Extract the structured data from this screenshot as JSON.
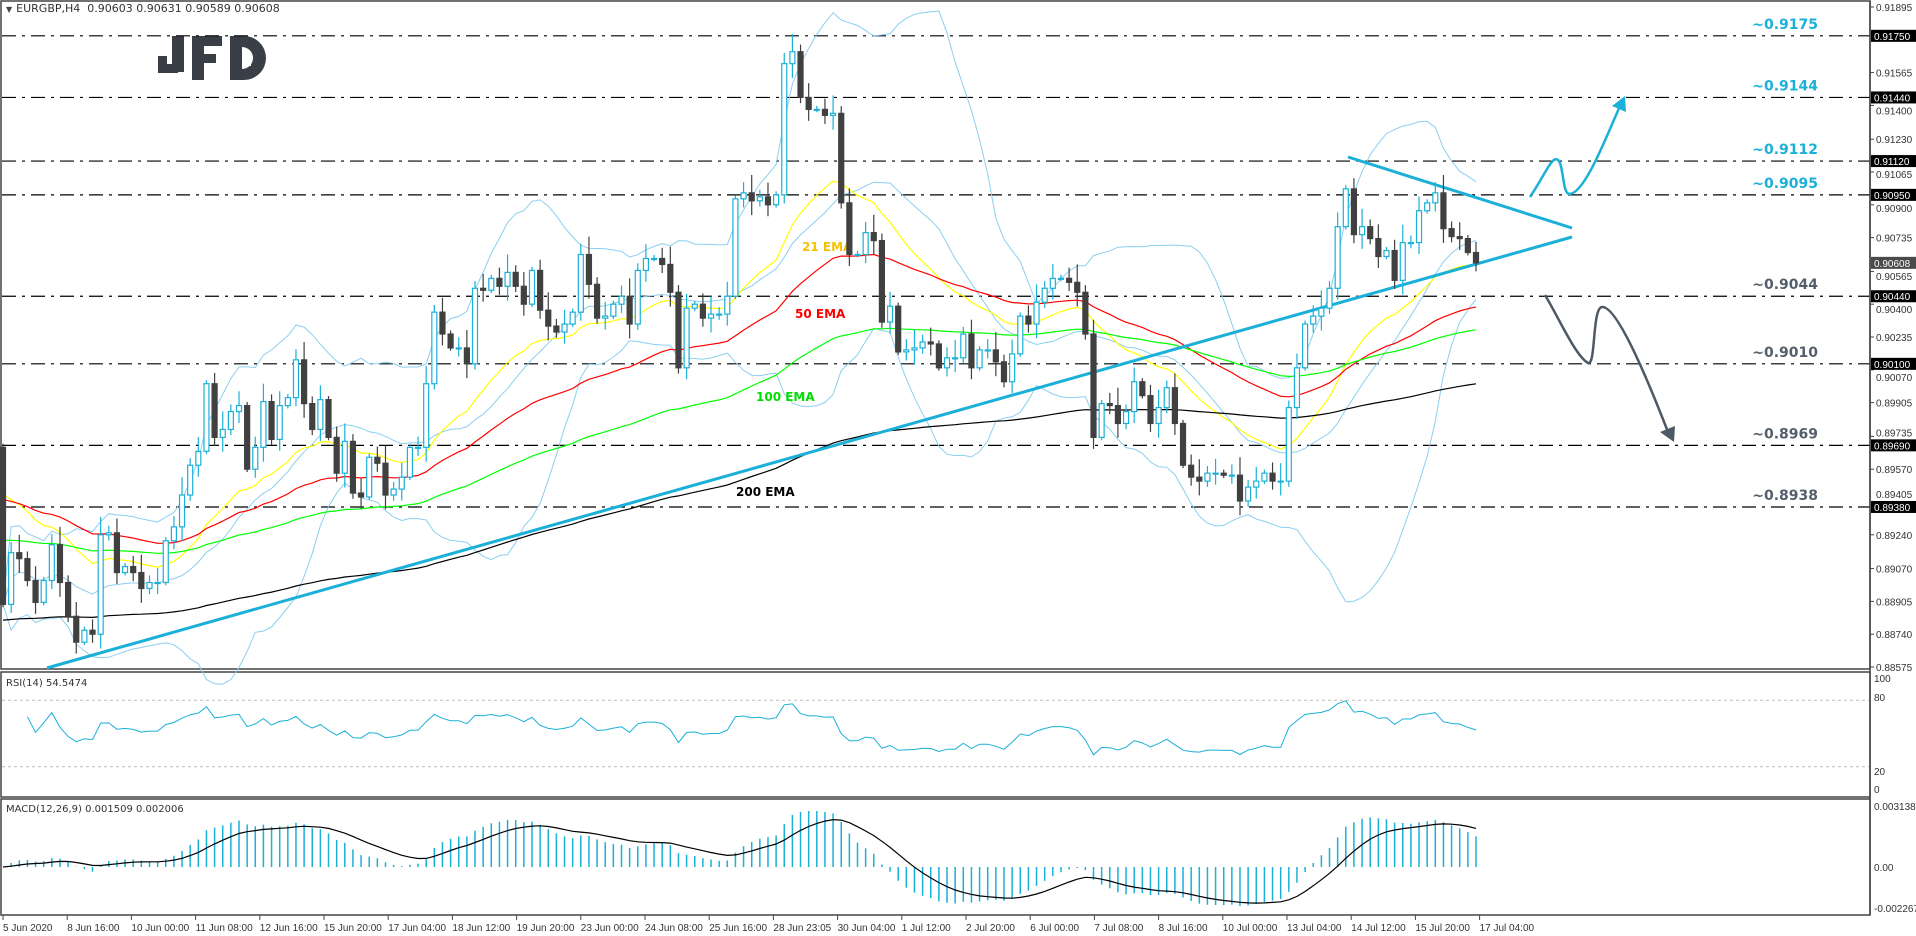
{
  "header": {
    "symbol": "EURGBP,H4",
    "ohlc": "0.90603 0.90631 0.90589 0.90608"
  },
  "logo": "JFD",
  "chart_data": {
    "type": "candlestick",
    "open_first": 0.8968,
    "closes": [
      0.8889,
      0.8915,
      0.8912,
      0.8901,
      0.889,
      0.8901,
      0.8919,
      0.89,
      0.8883,
      0.887,
      0.8876,
      0.8874,
      0.8924,
      0.8925,
      0.8905,
      0.8908,
      0.8905,
      0.8897,
      0.89,
      0.89,
      0.8921,
      0.8928,
      0.8944,
      0.8959,
      0.8966,
      0.9,
      0.8973,
      0.8977,
      0.8986,
      0.8989,
      0.8957,
      0.8968,
      0.8991,
      0.8972,
      0.8989,
      0.8993,
      0.9012,
      0.899,
      0.8977,
      0.8992,
      0.8973,
      0.8955,
      0.8971,
      0.8945,
      0.8943,
      0.8963,
      0.896,
      0.8944,
      0.8947,
      0.8953,
      0.8968,
      0.8968,
      0.9,
      0.9036,
      0.9025,
      0.9018,
      0.9018,
      0.901,
      0.9048,
      0.9047,
      0.9053,
      0.9049,
      0.9056,
      0.9049,
      0.904,
      0.9057,
      0.9037,
      0.9029,
      0.9026,
      0.903,
      0.9036,
      0.9065,
      0.905,
      0.9033,
      0.9034,
      0.904,
      0.9044,
      0.903,
      0.9057,
      0.9063,
      0.9063,
      0.906,
      0.9046,
      0.9008,
      0.9038,
      0.904,
      0.9033,
      0.9035,
      0.9035,
      0.9044,
      0.9093,
      0.9096,
      0.9092,
      0.9094,
      0.909,
      0.9095,
      0.9161,
      0.9167,
      0.9144,
      0.9138,
      0.9138,
      0.9135,
      0.9136,
      0.9091,
      0.9065,
      0.9065,
      0.9076,
      0.9072,
      0.9031,
      0.9039,
      0.9016,
      0.9017,
      0.9018,
      0.9021,
      0.902,
      0.9008,
      0.9013,
      0.9013,
      0.9025,
      0.9008,
      0.9017,
      0.9017,
      0.9011,
      0.9001,
      0.9015,
      0.9034,
      0.903,
      0.9041,
      0.9048,
      0.9053,
      0.9053,
      0.9051,
      0.9046,
      0.9025,
      0.8973,
      0.899,
      0.8989,
      0.898,
      0.8986,
      0.9001,
      0.8994,
      0.898,
      0.8988,
      0.8998,
      0.898,
      0.8959,
      0.8953,
      0.8951,
      0.8955,
      0.8955,
      0.8954,
      0.8954,
      0.8941,
      0.8948,
      0.8951,
      0.8955,
      0.8951,
      0.8951,
      0.8988,
      0.9008,
      0.903,
      0.9034,
      0.9038,
      0.9048,
      0.9079,
      0.9098,
      0.9075,
      0.9079,
      0.9073,
      0.9064,
      0.9067,
      0.9052,
      0.9071,
      0.9071,
      0.9087,
      0.9091,
      0.9096,
      0.9078,
      0.9074,
      0.9073,
      0.9066,
      0.90608
    ],
    "last_price": "0.90608",
    "colors": {
      "bull": "#1ab0d8",
      "bear": "#404040",
      "bands": "#8ccff0",
      "trendline": "#1ab0d8",
      "up_scenario": "#1ab0d8",
      "down_scenario": "#4f5964"
    },
    "price_axis": {
      "min": 0.88575,
      "max": 0.91895,
      "ticks": [
        "0.91895",
        "0.91565",
        "0.91400",
        "0.91230",
        "0.91065",
        "0.90900",
        "0.90735",
        "0.90565",
        "0.90400",
        "0.90235",
        "0.90070",
        "0.89905",
        "0.89735",
        "0.89570",
        "0.89405",
        "0.89240",
        "0.89070",
        "0.88905",
        "0.88740",
        "0.88575"
      ]
    },
    "time_labels": [
      "5 Jun 2020",
      "8 Jun 16:00",
      "10 Jun 00:00",
      "11 Jun 08:00",
      "12 Jun 16:00",
      "15 Jun 20:00",
      "17 Jun 04:00",
      "18 Jun 12:00",
      "19 Jun 20:00",
      "23 Jun 00:00",
      "24 Jun 08:00",
      "25 Jun 16:00",
      "28 Jun 23:05",
      "30 Jun 04:00",
      "1 Jul 12:00",
      "2 Jul 20:00",
      "6 Jul 00:00",
      "7 Jul 08:00",
      "8 Jul 16:00",
      "10 Jul 00:00",
      "13 Jul 04:00",
      "14 Jul 12:00",
      "15 Jul 20:00",
      "17 Jul 04:00"
    ],
    "levels": [
      {
        "label": "~0.9175",
        "value": "0.91750",
        "color": "#1ab0d8"
      },
      {
        "label": "~0.9144",
        "value": "0.91440",
        "color": "#1ab0d8"
      },
      {
        "label": "~0.9112",
        "value": "0.91120",
        "color": "#1ab0d8"
      },
      {
        "label": "~0.9095",
        "value": "0.90950",
        "color": "#1ab0d8"
      },
      {
        "label": "~0.9044",
        "value": "0.90440",
        "color": "#555f6b"
      },
      {
        "label": "~0.9010",
        "value": "0.90100",
        "color": "#555f6b"
      },
      {
        "label": "~0.8969",
        "value": "0.89690",
        "color": "#555f6b"
      },
      {
        "label": "~0.8938",
        "value": "0.89380",
        "color": "#555f6b"
      }
    ],
    "emas": [
      {
        "label": "21 EMA",
        "period": 21,
        "color": "#ffff00",
        "label_color": "#f5c000",
        "start": 0.895
      },
      {
        "label": "50 EMA",
        "period": 50,
        "color": "#ff0000",
        "label_color": "#ff0000",
        "start": 0.8944
      },
      {
        "label": "100 EMA",
        "period": 100,
        "color": "#00ff00",
        "label_color": "#00dd00",
        "start": 0.8922
      },
      {
        "label": "200 EMA",
        "period": 200,
        "color": "#000000",
        "label_color": "#000000",
        "start": 0.8881
      }
    ],
    "bollinger": {
      "period": 20,
      "deviations": 2
    },
    "rsi": {
      "label": "RSI(14) 54.5474",
      "period": 14,
      "levels": [
        80,
        20
      ],
      "range": [
        0,
        100
      ],
      "ticks": [
        "100",
        "80",
        "20",
        "0"
      ]
    },
    "macd": {
      "label": "MACD(12,26,9) 0.001509 0.002006",
      "fast": 12,
      "slow": 26,
      "signal": 9,
      "range": [
        -0.002267,
        0.003138
      ],
      "ticks": [
        "0.003138",
        "0.00",
        "-0.002267"
      ]
    }
  }
}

> Problem description: Omit every picture, then reproduce the rest of the listing exactly.

> Result:
Extract the structured data from this screenshot as JSON.
{
  "header": {
    "symbol": "EURGBP,H4",
    "ohlc": "0.90603 0.90631 0.90589 0.90608"
  },
  "logo": "JFD",
  "chart_data": {
    "type": "candlestick",
    "open_first": 0.8968,
    "closes": [
      0.8889,
      0.8915,
      0.8912,
      0.8901,
      0.889,
      0.8901,
      0.8919,
      0.89,
      0.8883,
      0.887,
      0.8876,
      0.8874,
      0.8924,
      0.8925,
      0.8905,
      0.8908,
      0.8905,
      0.8897,
      0.89,
      0.89,
      0.8921,
      0.8928,
      0.8944,
      0.8959,
      0.8966,
      0.9,
      0.8973,
      0.8977,
      0.8986,
      0.8989,
      0.8957,
      0.8968,
      0.8991,
      0.8972,
      0.8989,
      0.8993,
      0.9012,
      0.899,
      0.8977,
      0.8992,
      0.8973,
      0.8955,
      0.8971,
      0.8945,
      0.8943,
      0.8963,
      0.896,
      0.8944,
      0.8947,
      0.8953,
      0.8968,
      0.8968,
      0.9,
      0.9036,
      0.9025,
      0.9018,
      0.9018,
      0.901,
      0.9048,
      0.9047,
      0.9053,
      0.9049,
      0.9056,
      0.9049,
      0.904,
      0.9057,
      0.9037,
      0.9029,
      0.9026,
      0.903,
      0.9036,
      0.9065,
      0.905,
      0.9033,
      0.9034,
      0.904,
      0.9044,
      0.903,
      0.9057,
      0.9063,
      0.9063,
      0.906,
      0.9046,
      0.9008,
      0.9038,
      0.904,
      0.9033,
      0.9035,
      0.9035,
      0.9044,
      0.9093,
      0.9096,
      0.9092,
      0.9094,
      0.909,
      0.9095,
      0.9161,
      0.9167,
      0.9144,
      0.9138,
      0.9138,
      0.9135,
      0.9136,
      0.9091,
      0.9065,
      0.9065,
      0.9076,
      0.9072,
      0.9031,
      0.9039,
      0.9016,
      0.9017,
      0.9018,
      0.9021,
      0.902,
      0.9008,
      0.9013,
      0.9013,
      0.9025,
      0.9008,
      0.9017,
      0.9017,
      0.9011,
      0.9001,
      0.9015,
      0.9034,
      0.903,
      0.9041,
      0.9048,
      0.9053,
      0.9053,
      0.9051,
      0.9046,
      0.9025,
      0.8973,
      0.899,
      0.8989,
      0.898,
      0.8986,
      0.9001,
      0.8994,
      0.898,
      0.8988,
      0.8998,
      0.898,
      0.8959,
      0.8953,
      0.8951,
      0.8955,
      0.8955,
      0.8954,
      0.8954,
      0.8941,
      0.8948,
      0.8951,
      0.8955,
      0.8951,
      0.8951,
      0.8988,
      0.9008,
      0.903,
      0.9034,
      0.9038,
      0.9048,
      0.9079,
      0.9098,
      0.9075,
      0.9079,
      0.9073,
      0.9064,
      0.9067,
      0.9052,
      0.9071,
      0.9071,
      0.9087,
      0.9091,
      0.9096,
      0.9078,
      0.9074,
      0.9073,
      0.9066,
      0.90608
    ],
    "last_price": "0.90608",
    "colors": {
      "bull": "#1ab0d8",
      "bear": "#404040",
      "bands": "#8ccff0",
      "trendline": "#1ab0d8",
      "up_scenario": "#1ab0d8",
      "down_scenario": "#4f5964"
    },
    "price_axis": {
      "min": 0.88575,
      "max": 0.91895,
      "ticks": [
        "0.91895",
        "0.91565",
        "0.91400",
        "0.91230",
        "0.91065",
        "0.90900",
        "0.90735",
        "0.90565",
        "0.90400",
        "0.90235",
        "0.90070",
        "0.89905",
        "0.89735",
        "0.89570",
        "0.89405",
        "0.89240",
        "0.89070",
        "0.88905",
        "0.88740",
        "0.88575"
      ]
    },
    "time_labels": [
      "5 Jun 2020",
      "8 Jun 16:00",
      "10 Jun 00:00",
      "11 Jun 08:00",
      "12 Jun 16:00",
      "15 Jun 20:00",
      "17 Jun 04:00",
      "18 Jun 12:00",
      "19 Jun 20:00",
      "23 Jun 00:00",
      "24 Jun 08:00",
      "25 Jun 16:00",
      "28 Jun 23:05",
      "30 Jun 04:00",
      "1 Jul 12:00",
      "2 Jul 20:00",
      "6 Jul 00:00",
      "7 Jul 08:00",
      "8 Jul 16:00",
      "10 Jul 00:00",
      "13 Jul 04:00",
      "14 Jul 12:00",
      "15 Jul 20:00",
      "17 Jul 04:00"
    ],
    "levels": [
      {
        "label": "~0.9175",
        "value": "0.91750",
        "color": "#1ab0d8"
      },
      {
        "label": "~0.9144",
        "value": "0.91440",
        "color": "#1ab0d8"
      },
      {
        "label": "~0.9112",
        "value": "0.91120",
        "color": "#1ab0d8"
      },
      {
        "label": "~0.9095",
        "value": "0.90950",
        "color": "#1ab0d8"
      },
      {
        "label": "~0.9044",
        "value": "0.90440",
        "color": "#555f6b"
      },
      {
        "label": "~0.9010",
        "value": "0.90100",
        "color": "#555f6b"
      },
      {
        "label": "~0.8969",
        "value": "0.89690",
        "color": "#555f6b"
      },
      {
        "label": "~0.8938",
        "value": "0.89380",
        "color": "#555f6b"
      }
    ],
    "emas": [
      {
        "label": "21 EMA",
        "period": 21,
        "color": "#ffff00",
        "label_color": "#f5c000",
        "start": 0.895
      },
      {
        "label": "50 EMA",
        "period": 50,
        "color": "#ff0000",
        "label_color": "#ff0000",
        "start": 0.8944
      },
      {
        "label": "100 EMA",
        "period": 100,
        "color": "#00ff00",
        "label_color": "#00dd00",
        "start": 0.8922
      },
      {
        "label": "200 EMA",
        "period": 200,
        "color": "#000000",
        "label_color": "#000000",
        "start": 0.8881
      }
    ],
    "bollinger": {
      "period": 20,
      "deviations": 2
    },
    "rsi": {
      "label": "RSI(14) 54.5474",
      "period": 14,
      "levels": [
        80,
        20
      ],
      "range": [
        0,
        100
      ],
      "ticks": [
        "100",
        "80",
        "20",
        "0"
      ]
    },
    "macd": {
      "label": "MACD(12,26,9) 0.001509 0.002006",
      "fast": 12,
      "slow": 26,
      "signal": 9,
      "range": [
        -0.002267,
        0.003138
      ],
      "ticks": [
        "0.003138",
        "0.00",
        "-0.002267"
      ]
    }
  }
}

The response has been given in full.